◆ MATERIAL ◆

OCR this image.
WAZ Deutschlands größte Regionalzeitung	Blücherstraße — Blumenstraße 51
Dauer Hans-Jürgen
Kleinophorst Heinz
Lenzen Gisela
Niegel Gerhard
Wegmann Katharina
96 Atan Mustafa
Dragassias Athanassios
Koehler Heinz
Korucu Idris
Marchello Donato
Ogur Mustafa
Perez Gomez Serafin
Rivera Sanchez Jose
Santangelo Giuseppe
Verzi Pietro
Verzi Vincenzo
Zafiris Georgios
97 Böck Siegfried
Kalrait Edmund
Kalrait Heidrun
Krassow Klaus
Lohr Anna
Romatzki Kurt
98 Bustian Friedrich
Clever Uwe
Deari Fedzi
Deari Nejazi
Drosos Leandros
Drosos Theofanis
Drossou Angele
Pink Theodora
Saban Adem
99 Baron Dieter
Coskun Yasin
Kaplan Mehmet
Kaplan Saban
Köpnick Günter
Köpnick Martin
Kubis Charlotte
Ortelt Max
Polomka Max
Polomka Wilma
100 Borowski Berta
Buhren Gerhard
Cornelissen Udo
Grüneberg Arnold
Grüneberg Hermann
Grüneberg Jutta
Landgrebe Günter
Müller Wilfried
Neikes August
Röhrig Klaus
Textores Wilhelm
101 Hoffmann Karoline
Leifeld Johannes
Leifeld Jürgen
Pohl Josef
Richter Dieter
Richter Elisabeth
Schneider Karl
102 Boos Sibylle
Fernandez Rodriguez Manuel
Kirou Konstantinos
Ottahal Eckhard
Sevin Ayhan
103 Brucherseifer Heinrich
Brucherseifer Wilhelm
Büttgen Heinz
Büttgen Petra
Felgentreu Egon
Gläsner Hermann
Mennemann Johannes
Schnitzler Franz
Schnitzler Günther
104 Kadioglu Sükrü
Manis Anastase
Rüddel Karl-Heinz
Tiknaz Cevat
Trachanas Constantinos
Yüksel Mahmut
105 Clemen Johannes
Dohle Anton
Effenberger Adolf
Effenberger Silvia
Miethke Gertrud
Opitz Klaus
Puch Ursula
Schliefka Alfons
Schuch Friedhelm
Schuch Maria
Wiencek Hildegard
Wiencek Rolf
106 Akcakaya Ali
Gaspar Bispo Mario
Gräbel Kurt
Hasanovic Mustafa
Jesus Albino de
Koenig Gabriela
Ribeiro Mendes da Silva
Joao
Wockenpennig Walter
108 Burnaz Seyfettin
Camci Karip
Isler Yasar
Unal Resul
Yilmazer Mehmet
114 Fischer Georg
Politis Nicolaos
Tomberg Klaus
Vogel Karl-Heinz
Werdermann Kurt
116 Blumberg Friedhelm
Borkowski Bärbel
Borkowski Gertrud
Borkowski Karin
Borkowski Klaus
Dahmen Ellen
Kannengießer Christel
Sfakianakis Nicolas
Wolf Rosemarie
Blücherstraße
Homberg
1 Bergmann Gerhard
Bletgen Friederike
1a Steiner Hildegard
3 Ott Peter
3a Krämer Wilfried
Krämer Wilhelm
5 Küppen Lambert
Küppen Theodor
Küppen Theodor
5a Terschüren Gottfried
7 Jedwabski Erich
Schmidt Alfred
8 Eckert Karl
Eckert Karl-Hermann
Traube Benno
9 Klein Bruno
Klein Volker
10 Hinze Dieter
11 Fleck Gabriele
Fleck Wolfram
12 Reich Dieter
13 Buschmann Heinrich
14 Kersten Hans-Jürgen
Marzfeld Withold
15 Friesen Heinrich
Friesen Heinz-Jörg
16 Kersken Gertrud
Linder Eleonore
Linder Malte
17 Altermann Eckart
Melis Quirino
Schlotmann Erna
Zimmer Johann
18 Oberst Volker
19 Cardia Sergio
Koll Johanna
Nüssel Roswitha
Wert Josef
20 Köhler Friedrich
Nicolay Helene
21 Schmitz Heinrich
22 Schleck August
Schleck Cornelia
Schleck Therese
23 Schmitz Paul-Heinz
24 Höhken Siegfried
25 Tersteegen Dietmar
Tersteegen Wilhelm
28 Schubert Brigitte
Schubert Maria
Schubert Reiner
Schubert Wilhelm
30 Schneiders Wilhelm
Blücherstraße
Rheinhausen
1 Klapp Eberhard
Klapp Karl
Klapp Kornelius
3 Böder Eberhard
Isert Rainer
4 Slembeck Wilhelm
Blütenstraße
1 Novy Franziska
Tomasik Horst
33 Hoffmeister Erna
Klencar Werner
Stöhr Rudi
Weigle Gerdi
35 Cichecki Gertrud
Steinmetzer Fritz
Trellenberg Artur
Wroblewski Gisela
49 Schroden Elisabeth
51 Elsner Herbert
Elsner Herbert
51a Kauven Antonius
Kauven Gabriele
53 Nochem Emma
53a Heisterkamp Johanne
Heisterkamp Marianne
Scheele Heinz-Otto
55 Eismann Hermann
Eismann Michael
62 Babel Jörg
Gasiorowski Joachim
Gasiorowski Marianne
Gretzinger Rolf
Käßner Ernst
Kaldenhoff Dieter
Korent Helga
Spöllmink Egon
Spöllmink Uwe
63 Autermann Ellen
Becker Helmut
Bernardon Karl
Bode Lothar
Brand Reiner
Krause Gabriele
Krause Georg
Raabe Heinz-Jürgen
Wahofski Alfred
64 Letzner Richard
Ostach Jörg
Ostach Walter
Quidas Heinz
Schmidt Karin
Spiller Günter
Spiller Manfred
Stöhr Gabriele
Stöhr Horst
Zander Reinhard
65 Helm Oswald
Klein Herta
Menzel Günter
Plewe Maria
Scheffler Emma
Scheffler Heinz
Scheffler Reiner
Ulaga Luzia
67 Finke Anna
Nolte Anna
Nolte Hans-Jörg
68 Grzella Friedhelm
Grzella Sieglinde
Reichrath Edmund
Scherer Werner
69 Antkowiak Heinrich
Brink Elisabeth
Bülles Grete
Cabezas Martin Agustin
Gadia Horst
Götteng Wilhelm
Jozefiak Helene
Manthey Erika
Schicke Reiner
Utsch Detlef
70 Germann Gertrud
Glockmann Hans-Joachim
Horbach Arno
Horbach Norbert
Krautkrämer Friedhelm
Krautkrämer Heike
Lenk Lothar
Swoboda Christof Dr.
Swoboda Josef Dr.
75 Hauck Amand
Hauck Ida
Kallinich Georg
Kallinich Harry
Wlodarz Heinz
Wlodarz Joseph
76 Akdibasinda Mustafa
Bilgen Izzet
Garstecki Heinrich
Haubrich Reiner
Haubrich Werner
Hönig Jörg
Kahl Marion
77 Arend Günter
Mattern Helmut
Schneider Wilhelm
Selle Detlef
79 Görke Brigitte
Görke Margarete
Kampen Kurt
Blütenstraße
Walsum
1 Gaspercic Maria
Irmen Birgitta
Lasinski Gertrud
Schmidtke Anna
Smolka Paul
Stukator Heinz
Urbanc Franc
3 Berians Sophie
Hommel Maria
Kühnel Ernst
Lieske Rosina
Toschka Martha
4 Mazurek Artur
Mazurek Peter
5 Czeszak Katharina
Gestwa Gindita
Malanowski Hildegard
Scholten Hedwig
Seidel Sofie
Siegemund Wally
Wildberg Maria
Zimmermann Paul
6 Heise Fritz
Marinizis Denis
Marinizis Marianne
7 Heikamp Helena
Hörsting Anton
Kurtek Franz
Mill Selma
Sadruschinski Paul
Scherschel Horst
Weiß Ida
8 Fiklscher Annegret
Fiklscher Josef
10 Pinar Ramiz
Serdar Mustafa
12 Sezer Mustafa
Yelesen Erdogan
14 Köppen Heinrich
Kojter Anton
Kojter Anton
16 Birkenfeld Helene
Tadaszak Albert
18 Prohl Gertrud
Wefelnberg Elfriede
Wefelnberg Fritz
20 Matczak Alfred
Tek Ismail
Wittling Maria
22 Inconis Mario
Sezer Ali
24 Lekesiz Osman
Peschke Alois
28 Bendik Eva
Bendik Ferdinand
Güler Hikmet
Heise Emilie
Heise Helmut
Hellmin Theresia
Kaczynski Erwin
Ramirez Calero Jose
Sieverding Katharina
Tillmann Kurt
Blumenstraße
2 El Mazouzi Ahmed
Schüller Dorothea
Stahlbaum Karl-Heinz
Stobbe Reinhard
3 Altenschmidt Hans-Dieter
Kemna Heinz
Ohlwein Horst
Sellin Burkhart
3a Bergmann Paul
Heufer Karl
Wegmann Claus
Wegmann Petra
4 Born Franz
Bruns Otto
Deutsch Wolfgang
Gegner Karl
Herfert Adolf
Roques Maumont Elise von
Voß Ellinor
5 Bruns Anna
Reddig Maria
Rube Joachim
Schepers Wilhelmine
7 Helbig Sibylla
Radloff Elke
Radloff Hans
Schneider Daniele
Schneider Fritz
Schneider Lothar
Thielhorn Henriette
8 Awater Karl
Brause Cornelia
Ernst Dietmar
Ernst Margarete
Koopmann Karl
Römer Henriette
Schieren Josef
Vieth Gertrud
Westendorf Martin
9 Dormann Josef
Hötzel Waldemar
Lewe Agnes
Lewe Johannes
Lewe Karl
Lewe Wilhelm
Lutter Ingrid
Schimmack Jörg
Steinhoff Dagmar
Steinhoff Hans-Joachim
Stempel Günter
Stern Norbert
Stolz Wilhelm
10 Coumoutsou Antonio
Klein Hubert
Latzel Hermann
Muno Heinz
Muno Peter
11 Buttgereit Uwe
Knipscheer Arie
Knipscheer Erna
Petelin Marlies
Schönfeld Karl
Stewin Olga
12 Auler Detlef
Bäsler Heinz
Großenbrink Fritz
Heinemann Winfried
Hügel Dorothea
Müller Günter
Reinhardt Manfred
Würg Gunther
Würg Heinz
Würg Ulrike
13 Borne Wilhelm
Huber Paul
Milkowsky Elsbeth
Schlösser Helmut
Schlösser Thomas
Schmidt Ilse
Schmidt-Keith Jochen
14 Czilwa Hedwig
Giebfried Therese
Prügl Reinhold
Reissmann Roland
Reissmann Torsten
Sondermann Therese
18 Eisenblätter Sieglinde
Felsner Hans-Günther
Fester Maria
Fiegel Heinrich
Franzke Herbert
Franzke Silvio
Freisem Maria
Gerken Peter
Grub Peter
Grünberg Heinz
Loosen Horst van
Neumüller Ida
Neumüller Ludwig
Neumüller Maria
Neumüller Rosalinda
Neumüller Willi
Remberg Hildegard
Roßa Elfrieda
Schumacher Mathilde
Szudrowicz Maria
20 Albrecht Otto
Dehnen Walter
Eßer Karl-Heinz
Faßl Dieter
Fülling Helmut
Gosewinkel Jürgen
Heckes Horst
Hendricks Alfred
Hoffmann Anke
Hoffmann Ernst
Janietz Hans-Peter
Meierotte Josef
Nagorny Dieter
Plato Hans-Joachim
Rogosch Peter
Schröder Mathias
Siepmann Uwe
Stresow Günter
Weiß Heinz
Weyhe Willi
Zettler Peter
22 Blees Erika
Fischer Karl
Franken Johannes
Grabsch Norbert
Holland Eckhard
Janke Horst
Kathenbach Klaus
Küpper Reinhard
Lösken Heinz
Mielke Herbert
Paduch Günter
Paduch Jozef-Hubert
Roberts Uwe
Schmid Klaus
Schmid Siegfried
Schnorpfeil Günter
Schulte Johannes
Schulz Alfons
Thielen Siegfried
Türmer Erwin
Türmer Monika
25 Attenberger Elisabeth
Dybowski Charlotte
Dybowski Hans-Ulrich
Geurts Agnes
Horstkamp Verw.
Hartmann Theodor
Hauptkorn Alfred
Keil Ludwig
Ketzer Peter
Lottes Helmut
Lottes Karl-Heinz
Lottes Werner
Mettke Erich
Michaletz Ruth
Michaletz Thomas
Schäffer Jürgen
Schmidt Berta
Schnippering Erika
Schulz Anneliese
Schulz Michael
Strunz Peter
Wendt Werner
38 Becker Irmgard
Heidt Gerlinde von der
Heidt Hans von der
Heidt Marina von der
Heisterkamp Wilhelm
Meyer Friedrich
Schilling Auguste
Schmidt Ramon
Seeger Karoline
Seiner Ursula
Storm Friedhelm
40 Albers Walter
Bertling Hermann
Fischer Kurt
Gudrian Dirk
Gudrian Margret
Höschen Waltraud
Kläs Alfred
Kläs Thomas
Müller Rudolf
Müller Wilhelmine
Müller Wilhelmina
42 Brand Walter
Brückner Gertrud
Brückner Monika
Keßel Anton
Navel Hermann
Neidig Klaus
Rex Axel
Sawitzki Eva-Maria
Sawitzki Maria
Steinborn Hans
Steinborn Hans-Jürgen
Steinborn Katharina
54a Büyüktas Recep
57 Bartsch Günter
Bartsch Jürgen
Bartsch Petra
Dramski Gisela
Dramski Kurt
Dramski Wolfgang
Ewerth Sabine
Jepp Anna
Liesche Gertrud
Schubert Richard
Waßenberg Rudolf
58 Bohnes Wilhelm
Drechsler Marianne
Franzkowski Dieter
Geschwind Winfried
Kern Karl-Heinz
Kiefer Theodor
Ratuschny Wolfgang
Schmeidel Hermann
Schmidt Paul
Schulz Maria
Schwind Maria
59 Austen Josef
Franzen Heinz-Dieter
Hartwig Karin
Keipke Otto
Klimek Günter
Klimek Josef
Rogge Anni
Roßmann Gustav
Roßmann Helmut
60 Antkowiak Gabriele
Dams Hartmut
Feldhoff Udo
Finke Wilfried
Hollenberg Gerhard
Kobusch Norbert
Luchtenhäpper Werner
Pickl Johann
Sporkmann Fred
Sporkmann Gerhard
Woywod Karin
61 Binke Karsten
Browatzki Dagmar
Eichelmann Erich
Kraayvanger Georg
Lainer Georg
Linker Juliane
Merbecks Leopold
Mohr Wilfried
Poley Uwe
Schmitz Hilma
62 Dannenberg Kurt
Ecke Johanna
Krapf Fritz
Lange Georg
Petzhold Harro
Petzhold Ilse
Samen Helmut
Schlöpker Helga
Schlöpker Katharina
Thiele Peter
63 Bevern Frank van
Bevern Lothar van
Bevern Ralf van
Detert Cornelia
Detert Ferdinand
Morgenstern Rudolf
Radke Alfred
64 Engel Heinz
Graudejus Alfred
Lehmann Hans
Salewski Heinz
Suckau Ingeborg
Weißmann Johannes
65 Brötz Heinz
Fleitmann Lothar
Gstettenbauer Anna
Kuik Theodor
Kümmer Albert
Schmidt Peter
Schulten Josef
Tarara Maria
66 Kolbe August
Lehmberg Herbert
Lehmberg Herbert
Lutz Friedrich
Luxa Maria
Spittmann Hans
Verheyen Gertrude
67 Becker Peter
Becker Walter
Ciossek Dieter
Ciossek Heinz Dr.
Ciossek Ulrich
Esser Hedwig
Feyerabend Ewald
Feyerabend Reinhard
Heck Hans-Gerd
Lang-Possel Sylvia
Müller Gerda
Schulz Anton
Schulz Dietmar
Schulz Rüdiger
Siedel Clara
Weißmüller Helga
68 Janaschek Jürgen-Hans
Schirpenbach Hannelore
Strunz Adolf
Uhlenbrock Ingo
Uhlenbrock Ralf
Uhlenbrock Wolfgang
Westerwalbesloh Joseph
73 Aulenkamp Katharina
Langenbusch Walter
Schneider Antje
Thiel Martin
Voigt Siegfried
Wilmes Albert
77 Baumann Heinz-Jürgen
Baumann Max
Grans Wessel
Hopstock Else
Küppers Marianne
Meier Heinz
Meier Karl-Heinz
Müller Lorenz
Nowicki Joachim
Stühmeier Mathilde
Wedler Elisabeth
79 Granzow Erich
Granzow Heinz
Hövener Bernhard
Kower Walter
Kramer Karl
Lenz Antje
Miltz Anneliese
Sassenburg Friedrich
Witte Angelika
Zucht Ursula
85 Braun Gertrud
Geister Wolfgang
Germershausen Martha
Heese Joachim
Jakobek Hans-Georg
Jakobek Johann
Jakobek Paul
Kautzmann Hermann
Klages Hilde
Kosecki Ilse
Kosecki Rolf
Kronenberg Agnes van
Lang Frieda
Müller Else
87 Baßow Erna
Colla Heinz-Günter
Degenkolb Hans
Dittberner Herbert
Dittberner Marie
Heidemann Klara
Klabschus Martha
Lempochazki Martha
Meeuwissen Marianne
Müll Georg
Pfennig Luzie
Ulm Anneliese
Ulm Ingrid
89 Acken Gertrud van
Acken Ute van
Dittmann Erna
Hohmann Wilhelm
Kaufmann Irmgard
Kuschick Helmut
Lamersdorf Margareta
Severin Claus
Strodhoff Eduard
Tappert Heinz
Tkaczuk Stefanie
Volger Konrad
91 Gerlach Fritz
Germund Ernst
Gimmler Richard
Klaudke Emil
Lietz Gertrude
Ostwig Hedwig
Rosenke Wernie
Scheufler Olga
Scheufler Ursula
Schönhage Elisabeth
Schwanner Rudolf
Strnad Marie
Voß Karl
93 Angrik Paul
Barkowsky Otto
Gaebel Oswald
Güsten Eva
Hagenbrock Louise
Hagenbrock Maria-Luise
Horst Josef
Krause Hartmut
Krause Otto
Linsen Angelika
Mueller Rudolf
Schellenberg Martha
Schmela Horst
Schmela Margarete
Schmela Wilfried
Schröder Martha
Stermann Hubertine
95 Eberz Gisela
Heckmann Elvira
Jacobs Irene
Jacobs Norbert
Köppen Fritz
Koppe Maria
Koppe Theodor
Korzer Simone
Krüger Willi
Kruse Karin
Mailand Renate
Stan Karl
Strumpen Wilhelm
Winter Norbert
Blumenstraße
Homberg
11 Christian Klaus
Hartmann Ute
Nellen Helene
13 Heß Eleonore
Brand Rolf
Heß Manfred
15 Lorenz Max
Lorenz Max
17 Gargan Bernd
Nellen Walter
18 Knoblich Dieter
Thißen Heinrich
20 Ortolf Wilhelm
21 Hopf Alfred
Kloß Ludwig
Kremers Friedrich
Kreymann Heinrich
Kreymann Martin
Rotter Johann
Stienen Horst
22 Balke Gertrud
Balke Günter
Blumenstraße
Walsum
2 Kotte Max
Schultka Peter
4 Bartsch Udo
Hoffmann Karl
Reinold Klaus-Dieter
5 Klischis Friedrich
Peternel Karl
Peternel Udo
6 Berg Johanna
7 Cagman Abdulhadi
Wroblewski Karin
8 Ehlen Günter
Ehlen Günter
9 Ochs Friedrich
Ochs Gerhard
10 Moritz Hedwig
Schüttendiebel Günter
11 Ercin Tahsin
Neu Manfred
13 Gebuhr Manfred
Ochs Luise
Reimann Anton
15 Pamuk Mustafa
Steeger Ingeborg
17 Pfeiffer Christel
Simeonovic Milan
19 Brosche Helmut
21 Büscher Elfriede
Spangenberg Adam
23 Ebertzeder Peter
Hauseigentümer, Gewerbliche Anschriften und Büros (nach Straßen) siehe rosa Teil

◆ EXERCISE ◆
Of all the lines above, how many contain "Agnes"? Give the number and nothing more.

◆ OUTPUT OF THE TASK ◆
3